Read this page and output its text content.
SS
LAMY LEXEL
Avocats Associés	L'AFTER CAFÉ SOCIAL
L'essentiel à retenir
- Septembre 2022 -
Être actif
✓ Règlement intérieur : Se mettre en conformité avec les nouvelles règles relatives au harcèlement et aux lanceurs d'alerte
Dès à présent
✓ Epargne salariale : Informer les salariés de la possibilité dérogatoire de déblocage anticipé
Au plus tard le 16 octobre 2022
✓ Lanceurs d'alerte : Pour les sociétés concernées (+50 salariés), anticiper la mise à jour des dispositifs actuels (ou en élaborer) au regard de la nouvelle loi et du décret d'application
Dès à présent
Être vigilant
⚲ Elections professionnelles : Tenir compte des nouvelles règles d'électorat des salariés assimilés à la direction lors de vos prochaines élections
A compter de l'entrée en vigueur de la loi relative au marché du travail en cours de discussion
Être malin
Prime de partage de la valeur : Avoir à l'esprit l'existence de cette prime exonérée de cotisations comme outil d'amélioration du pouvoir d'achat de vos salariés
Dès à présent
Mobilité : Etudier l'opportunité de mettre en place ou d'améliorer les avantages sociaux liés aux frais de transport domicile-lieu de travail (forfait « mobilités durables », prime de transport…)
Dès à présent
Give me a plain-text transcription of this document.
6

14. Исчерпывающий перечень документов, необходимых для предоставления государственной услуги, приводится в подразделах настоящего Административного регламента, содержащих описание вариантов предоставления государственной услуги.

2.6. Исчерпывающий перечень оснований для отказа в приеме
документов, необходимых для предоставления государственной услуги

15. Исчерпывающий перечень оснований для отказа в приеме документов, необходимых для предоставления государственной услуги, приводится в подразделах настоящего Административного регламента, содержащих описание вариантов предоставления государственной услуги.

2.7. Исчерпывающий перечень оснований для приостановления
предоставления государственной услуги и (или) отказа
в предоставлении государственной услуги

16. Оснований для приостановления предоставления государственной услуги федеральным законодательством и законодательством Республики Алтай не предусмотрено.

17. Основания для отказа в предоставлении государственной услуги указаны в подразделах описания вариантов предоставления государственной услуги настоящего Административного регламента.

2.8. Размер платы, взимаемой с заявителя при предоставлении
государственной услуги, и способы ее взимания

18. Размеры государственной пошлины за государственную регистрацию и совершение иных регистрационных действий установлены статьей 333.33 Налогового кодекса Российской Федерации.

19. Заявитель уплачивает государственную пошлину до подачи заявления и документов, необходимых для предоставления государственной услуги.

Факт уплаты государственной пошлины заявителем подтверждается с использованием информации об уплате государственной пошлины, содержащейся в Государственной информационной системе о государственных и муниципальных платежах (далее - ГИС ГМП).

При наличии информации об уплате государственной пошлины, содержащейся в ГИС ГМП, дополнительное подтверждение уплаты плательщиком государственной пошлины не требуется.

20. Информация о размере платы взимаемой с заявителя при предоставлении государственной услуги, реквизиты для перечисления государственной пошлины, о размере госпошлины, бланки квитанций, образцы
------------------------------------------------------------
#### TO BE DONE
Copy out the full set of records precisely, leaving nothing out.

#### FINAL RESULT
Read this page and output its text content.
SS
LAMY LEXEL
Avocats Associés	L'AFTER CAFÉ SOCIAL
L'essentiel à retenir
- Septembre 2022 -
Être actif
✓ Règlement intérieur : Se mettre en conformité avec les nouvelles règles relatives au harcèlement et aux lanceurs d'alerte
Dès à présent
✓ Epargne salariale : Informer les salariés de la possibilité dérogatoire de déblocage anticipé
Au plus tard le 16 octobre 2022
✓ Lanceurs d'alerte : Pour les sociétés concernées (+50 salariés), anticiper la mise à jour des dispositifs actuels (ou en élaborer) au regard de la nouvelle loi et du décret d'application
Dès à présent
Être vigilant
⚲ Elections professionnelles : Tenir compte des nouvelles règles d'électorat des salariés assimilés à la direction lors de vos prochaines élections
A compter de l'entrée en vigueur de la loi relative au marché du travail en cours de discussion
Être malin
Prime de partage de la valeur : Avoir à l'esprit l'existence de cette prime exonérée de cotisations comme outil d'amélioration du pouvoir d'achat de vos salariés
Dès à présent
Mobilité : Etudier l'opportunité de mettre en place ou d'améliorer les avantages sociaux liés aux frais de transport domicile-lieu de travail (forfait « mobilités durables », prime de transport…)
Dès à présent
Give me a plain-text transcription of this document.
6

14. Исчерпывающий перечень документов, необходимых для предоставления государственной услуги, приводится в подразделах настоящего Административного регламента, содержащих описание вариантов предоставления государственной услуги.

2.6. Исчерпывающий перечень оснований для отказа в приеме
документов, необходимых для предоставления государственной услуги

15. Исчерпывающий перечень оснований для отказа в приеме документов, необходимых для предоставления государственной услуги, приводится в подразделах настоящего Административного регламента, содержащих описание вариантов предоставления государственной услуги.

2.7. Исчерпывающий перечень оснований для приостановления
предоставления государственной услуги и (или) отказа
в предоставлении государственной услуги

16. Оснований для приостановления предоставления государственной услуги федеральным законодательством и законодательством Республики Алтай не предусмотрено.

17. Основания для отказа в предоставлении государственной услуги указаны в подразделах описания вариантов предоставления государственной услуги настоящего Административного регламента.

2.8. Размер платы, взимаемой с заявителя при предоставлении
государственной услуги, и способы ее взимания

18. Размеры государственной пошлины за государственную регистрацию и совершение иных регистрационных действий установлены статьей 333.33 Налогового кодекса Российской Федерации.

19. Заявитель уплачивает государственную пошлину до подачи заявления и документов, необходимых для предоставления государственной услуги.

Факт уплаты государственной пошлины заявителем подтверждается с использованием информации об уплате государственной пошлины, содержащейся в Государственной информационной системе о государственных и муниципальных платежах (далее - ГИС ГМП).

При наличии информации об уплате государственной пошлины, содержащейся в ГИС ГМП, дополнительное подтверждение уплаты плательщиком государственной пошлины не требуется.

20. Информация о размере платы взимаемой с заявителя при предоставлении государственной услуги, реквизиты для перечисления государственной пошлины, о размере госпошлины, бланки квитанций, образцы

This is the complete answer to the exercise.